# Instructions for the task:
Reproduce, word for word, the passage of the kayak hatch text that opens with the words "more suggestions" and closes with "costs around $30).".

# Text section:
# # # #
Getting in tht rear hatch …

– Last Updated: Jul-27-15 4:49 PM EST –

I think from the design of your boat, you can probably only easily get into the rear hatch by rafting up with another kayak. Usually this is done with the kayaks rafting up head to tail, and then your friend opens the hatch while you hold the boats together.. If you don't use a seat you can try lying on chest or maybe using a paddle float, but the rear hatch isn't really designed for solo on water access. It might be easier to keep the stuff you want in a small dry bag in the front or on deck tethered to the boat. The more time you spend on the water, the less stuff you will want to take with you. Some kayaks let you use seats where you can store items behind the seat in a zippered pouch. If you work on your balance you can try twisting backwards and opening it, if you are good and flexible it might work, practice in shallow water, as most begginers when they fill the boat tip, grab the sides and over you go. You could try using a foam paddle support for stability. Personally I would just keep the stuff in the cockpit.

more suggestions
Celia is right, practice. With a boat 28" wide it should be pretty stable as long as you move slowly and deliberately – don’t jerk around, just rotate as much as you can while sitting still and don’t reach back until you are twisted as far as possible. Abrupt movements can put the boat off balance but if you move slowly you will subconsciously balance the boat as your position alters – also move slowly on your way turning back around.

But for the small amount of stuff you are carrying and such a large cockpit (over 50" long) it would be more convenient and less hassle to keep stuff you want to access while on the water in a dry bag or pelican box between your legs. You can also get a half skirt, which is a nylon sort of “dashboard” that protects your legs from paddle splash and sun and offers pockets for small items (Harmony makes one, costs around $30).
# # # #
# Dataset content:
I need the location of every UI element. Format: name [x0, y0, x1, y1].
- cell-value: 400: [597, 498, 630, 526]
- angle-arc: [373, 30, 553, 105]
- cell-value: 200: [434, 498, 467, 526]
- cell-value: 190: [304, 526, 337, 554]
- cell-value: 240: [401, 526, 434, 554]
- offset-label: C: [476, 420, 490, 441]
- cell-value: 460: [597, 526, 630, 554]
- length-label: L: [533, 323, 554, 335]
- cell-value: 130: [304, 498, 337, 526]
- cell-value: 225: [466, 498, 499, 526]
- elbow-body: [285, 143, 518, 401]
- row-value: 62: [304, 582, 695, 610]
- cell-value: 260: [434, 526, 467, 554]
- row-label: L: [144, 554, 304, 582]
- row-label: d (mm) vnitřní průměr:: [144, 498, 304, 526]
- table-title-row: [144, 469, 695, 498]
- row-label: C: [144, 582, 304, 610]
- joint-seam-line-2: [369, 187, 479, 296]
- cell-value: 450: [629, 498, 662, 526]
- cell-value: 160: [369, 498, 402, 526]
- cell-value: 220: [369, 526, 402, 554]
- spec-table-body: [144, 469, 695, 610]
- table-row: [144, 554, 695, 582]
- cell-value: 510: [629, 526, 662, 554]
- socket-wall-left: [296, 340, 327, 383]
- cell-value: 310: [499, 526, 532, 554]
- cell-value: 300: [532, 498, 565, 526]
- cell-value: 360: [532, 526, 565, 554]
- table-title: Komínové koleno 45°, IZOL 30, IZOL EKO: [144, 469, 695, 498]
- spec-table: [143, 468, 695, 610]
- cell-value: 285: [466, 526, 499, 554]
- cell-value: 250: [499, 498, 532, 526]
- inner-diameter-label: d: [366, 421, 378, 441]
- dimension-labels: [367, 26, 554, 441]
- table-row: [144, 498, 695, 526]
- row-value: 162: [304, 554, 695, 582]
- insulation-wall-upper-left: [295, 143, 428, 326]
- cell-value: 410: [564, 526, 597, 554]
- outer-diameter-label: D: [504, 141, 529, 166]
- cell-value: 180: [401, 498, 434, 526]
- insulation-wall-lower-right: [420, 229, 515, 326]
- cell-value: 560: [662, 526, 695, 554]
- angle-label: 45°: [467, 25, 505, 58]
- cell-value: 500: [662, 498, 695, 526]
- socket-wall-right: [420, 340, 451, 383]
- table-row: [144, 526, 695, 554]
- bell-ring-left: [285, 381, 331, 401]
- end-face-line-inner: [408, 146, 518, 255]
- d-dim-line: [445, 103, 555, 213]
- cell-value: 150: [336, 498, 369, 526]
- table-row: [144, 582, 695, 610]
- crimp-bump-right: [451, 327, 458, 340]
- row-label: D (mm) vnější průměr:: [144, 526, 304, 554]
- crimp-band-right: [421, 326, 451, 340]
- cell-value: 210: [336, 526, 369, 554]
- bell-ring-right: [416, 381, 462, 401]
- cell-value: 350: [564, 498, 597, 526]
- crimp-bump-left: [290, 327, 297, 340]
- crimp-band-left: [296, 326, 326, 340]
# # # #
# The solution:
more suggestions
Celia is right, practice. With a boat 28" wide it should be pretty stable as long as you move slowly and deliberately – don’t jerk around, just rotate as much as you can while sitting still and don’t reach back until you are twisted as far as possible. Abrupt movements can put the boat off balance but if you move slowly you will subconsciously balance the boat as your position alters – also move slowly on your way turning back around.

But for the small amount of stuff you are carrying and such a large cockpit (over 50" long) it would be more convenient and less hassle to keep stuff you want to access while on the water in a dry bag or pelican box between your legs. You can also get a half skirt, which is a nylon sort of “dashboard” that protects your legs from paddle splash and sun and offers pockets for small items (Harmony makes one, costs around $30).